GIVEN DATA:
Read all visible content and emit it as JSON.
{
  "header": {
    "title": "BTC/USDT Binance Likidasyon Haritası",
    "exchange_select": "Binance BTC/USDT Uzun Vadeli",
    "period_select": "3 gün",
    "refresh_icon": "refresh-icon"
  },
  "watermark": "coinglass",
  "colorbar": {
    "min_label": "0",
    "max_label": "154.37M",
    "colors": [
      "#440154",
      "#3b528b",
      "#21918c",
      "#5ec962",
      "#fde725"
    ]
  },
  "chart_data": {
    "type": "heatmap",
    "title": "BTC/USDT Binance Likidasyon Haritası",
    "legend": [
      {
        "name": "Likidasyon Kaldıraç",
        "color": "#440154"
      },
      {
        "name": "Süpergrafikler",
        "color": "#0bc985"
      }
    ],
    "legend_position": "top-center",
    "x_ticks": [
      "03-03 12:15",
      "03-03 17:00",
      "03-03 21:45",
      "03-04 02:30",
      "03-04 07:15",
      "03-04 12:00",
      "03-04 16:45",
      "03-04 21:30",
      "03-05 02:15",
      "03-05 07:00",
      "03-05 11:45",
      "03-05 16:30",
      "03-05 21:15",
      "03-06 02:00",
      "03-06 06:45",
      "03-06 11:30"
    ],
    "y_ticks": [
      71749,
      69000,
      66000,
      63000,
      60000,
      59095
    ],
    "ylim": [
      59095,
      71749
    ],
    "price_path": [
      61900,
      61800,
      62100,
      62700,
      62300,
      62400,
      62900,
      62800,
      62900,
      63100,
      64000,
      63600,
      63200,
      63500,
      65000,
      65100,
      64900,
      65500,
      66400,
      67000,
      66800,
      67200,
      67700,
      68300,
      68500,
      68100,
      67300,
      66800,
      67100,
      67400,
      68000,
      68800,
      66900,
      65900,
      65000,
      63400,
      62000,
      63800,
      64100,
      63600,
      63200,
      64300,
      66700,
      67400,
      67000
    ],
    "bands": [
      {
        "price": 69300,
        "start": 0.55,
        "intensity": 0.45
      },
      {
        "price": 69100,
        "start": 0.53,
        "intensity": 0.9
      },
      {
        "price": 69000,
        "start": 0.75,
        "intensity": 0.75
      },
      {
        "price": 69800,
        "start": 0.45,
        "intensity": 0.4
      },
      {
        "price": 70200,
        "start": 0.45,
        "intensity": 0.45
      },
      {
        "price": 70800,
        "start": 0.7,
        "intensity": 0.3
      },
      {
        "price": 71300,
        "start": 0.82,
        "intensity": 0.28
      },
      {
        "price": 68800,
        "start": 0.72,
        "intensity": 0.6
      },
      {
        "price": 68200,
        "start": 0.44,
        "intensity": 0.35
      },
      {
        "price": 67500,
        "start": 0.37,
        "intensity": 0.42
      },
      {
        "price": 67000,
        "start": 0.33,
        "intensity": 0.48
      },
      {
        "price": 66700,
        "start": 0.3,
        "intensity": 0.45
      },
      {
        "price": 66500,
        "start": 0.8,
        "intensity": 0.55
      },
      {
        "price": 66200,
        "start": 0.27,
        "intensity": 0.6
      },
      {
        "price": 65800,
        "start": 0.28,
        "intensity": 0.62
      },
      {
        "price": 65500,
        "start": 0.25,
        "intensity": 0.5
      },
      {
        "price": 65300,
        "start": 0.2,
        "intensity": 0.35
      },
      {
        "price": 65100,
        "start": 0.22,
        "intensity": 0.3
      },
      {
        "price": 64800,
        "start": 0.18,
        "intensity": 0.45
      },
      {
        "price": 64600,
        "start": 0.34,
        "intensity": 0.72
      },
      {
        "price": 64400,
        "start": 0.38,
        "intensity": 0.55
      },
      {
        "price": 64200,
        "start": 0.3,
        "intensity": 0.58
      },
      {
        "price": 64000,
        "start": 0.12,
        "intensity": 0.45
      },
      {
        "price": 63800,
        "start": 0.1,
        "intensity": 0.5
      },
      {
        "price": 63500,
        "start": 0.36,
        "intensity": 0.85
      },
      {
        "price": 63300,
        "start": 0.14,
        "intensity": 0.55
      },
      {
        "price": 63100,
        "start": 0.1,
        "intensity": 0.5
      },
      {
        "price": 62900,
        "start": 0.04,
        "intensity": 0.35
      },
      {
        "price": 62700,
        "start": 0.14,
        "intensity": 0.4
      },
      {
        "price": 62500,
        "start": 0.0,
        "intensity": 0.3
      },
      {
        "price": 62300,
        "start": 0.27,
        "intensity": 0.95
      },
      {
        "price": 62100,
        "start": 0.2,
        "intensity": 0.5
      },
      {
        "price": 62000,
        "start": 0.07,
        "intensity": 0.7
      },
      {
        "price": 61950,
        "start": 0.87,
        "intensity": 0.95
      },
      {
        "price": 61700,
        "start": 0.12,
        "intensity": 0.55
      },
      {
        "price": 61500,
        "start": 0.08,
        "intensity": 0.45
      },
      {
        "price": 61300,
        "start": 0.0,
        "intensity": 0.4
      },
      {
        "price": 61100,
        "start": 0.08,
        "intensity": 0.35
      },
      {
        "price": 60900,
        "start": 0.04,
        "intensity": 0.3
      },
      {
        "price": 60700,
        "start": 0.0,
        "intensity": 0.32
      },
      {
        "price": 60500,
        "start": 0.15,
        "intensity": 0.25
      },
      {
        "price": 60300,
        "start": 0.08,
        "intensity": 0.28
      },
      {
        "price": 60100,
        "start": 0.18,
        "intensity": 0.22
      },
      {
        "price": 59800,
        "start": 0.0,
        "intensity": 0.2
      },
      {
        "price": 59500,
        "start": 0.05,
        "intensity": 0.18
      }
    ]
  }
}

GOAL OF THE EXERCISE:
Extract the full listing above without altering anything.

WRITTEN SOLUTION:
Read all visible content and emit it as JSON.
{
  "header": {
    "title": "BTC/USDT Binance Likidasyon Haritası",
    "exchange_select": "Binance BTC/USDT Uzun Vadeli",
    "period_select": "3 gün",
    "refresh_icon": "refresh-icon"
  },
  "watermark": "coinglass",
  "colorbar": {
    "min_label": "0",
    "max_label": "154.37M",
    "colors": [
      "#440154",
      "#3b528b",
      "#21918c",
      "#5ec962",
      "#fde725"
    ]
  },
  "chart_data": {
    "type": "heatmap",
    "title": "BTC/USDT Binance Likidasyon Haritası",
    "legend": [
      {
        "name": "Likidasyon Kaldıraç",
        "color": "#440154"
      },
      {
        "name": "Süpergrafikler",
        "color": "#0bc985"
      }
    ],
    "legend_position": "top-center",
    "x_ticks": [
      "03-03 12:15",
      "03-03 17:00",
      "03-03 21:45",
      "03-04 02:30",
      "03-04 07:15",
      "03-04 12:00",
      "03-04 16:45",
      "03-04 21:30",
      "03-05 02:15",
      "03-05 07:00",
      "03-05 11:45",
      "03-05 16:30",
      "03-05 21:15",
      "03-06 02:00",
      "03-06 06:45",
      "03-06 11:30"
    ],
    "y_ticks": [
      71749,
      69000,
      66000,
      63000,
      60000,
      59095
    ],
    "ylim": [
      59095,
      71749
    ],
    "price_path": [
      61900,
      61800,
      62100,
      62700,
      62300,
      62400,
      62900,
      62800,
      62900,
      63100,
      64000,
      63600,
      63200,
      63500,
      65000,
      65100,
      64900,
      65500,
      66400,
      67000,
      66800,
      67200,
      67700,
      68300,
      68500,
      68100,
      67300,
      66800,
      67100,
      67400,
      68000,
      68800,
      66900,
      65900,
      65000,
      63400,
      62000,
      63800,
      64100,
      63600,
      63200,
      64300,
      66700,
      67400,
      67000
    ],
    "bands": [
      {
        "price": 69300,
        "start": 0.55,
        "intensity": 0.45
      },
      {
        "price": 69100,
        "start": 0.53,
        "intensity": 0.9
      },
      {
        "price": 69000,
        "start": 0.75,
        "intensity": 0.75
      },
      {
        "price": 69800,
        "start": 0.45,
        "intensity": 0.4
      },
      {
        "price": 70200,
        "start": 0.45,
        "intensity": 0.45
      },
      {
        "price": 70800,
        "start": 0.7,
        "intensity": 0.3
      },
      {
        "price": 71300,
        "start": 0.82,
        "intensity": 0.28
      },
      {
        "price": 68800,
        "start": 0.72,
        "intensity": 0.6
      },
      {
        "price": 68200,
        "start": 0.44,
        "intensity": 0.35
      },
      {
        "price": 67500,
        "start": 0.37,
        "intensity": 0.42
      },
      {
        "price": 67000,
        "start": 0.33,
        "intensity": 0.48
      },
      {
        "price": 66700,
        "start": 0.3,
        "intensity": 0.45
      },
      {
        "price": 66500,
        "start": 0.8,
        "intensity": 0.55
      },
      {
        "price": 66200,
        "start": 0.27,
        "intensity": 0.6
      },
      {
        "price": 65800,
        "start": 0.28,
        "intensity": 0.62
      },
      {
        "price": 65500,
        "start": 0.25,
        "intensity": 0.5
      },
      {
        "price": 65300,
        "start": 0.2,
        "intensity": 0.35
      },
      {
        "price": 65100,
        "start": 0.22,
        "intensity": 0.3
      },
      {
        "price": 64800,
        "start": 0.18,
        "intensity": 0.45
      },
      {
        "price": 64600,
        "start": 0.34,
        "intensity": 0.72
      },
      {
        "price": 64400,
        "start": 0.38,
        "intensity": 0.55
      },
      {
        "price": 64200,
        "start": 0.3,
        "intensity": 0.58
      },
      {
        "price": 64000,
        "start": 0.12,
        "intensity": 0.45
      },
      {
        "price": 63800,
        "start": 0.1,
        "intensity": 0.5
      },
      {
        "price": 63500,
        "start": 0.36,
        "intensity": 0.85
      },
      {
        "price": 63300,
        "start": 0.14,
        "intensity": 0.55
      },
      {
        "price": 63100,
        "start": 0.1,
        "intensity": 0.5
      },
      {
        "price": 62900,
        "start": 0.04,
        "intensity": 0.35
      },
      {
        "price": 62700,
        "start": 0.14,
        "intensity": 0.4
      },
      {
        "price": 62500,
        "start": 0.0,
        "intensity": 0.3
      },
      {
        "price": 62300,
        "start": 0.27,
        "intensity": 0.95
      },
      {
        "price": 62100,
        "start": 0.2,
        "intensity": 0.5
      },
      {
        "price": 62000,
        "start": 0.07,
        "intensity": 0.7
      },
      {
        "price": 61950,
        "start": 0.87,
        "intensity": 0.95
      },
      {
        "price": 61700,
        "start": 0.12,
        "intensity": 0.55
      },
      {
        "price": 61500,
        "start": 0.08,
        "intensity": 0.45
      },
      {
        "price": 61300,
        "start": 0.0,
        "intensity": 0.4
      },
      {
        "price": 61100,
        "start": 0.08,
        "intensity": 0.35
      },
      {
        "price": 60900,
        "start": 0.04,
        "intensity": 0.3
      },
      {
        "price": 60700,
        "start": 0.0,
        "intensity": 0.32
      },
      {
        "price": 60500,
        "start": 0.15,
        "intensity": 0.25
      },
      {
        "price": 60300,
        "start": 0.08,
        "intensity": 0.28
      },
      {
        "price": 60100,
        "start": 0.18,
        "intensity": 0.22
      },
      {
        "price": 59800,
        "start": 0.0,
        "intensity": 0.2
      },
      {
        "price": 59500,
        "start": 0.05,
        "intensity": 0.18
      }
    ]
  }
}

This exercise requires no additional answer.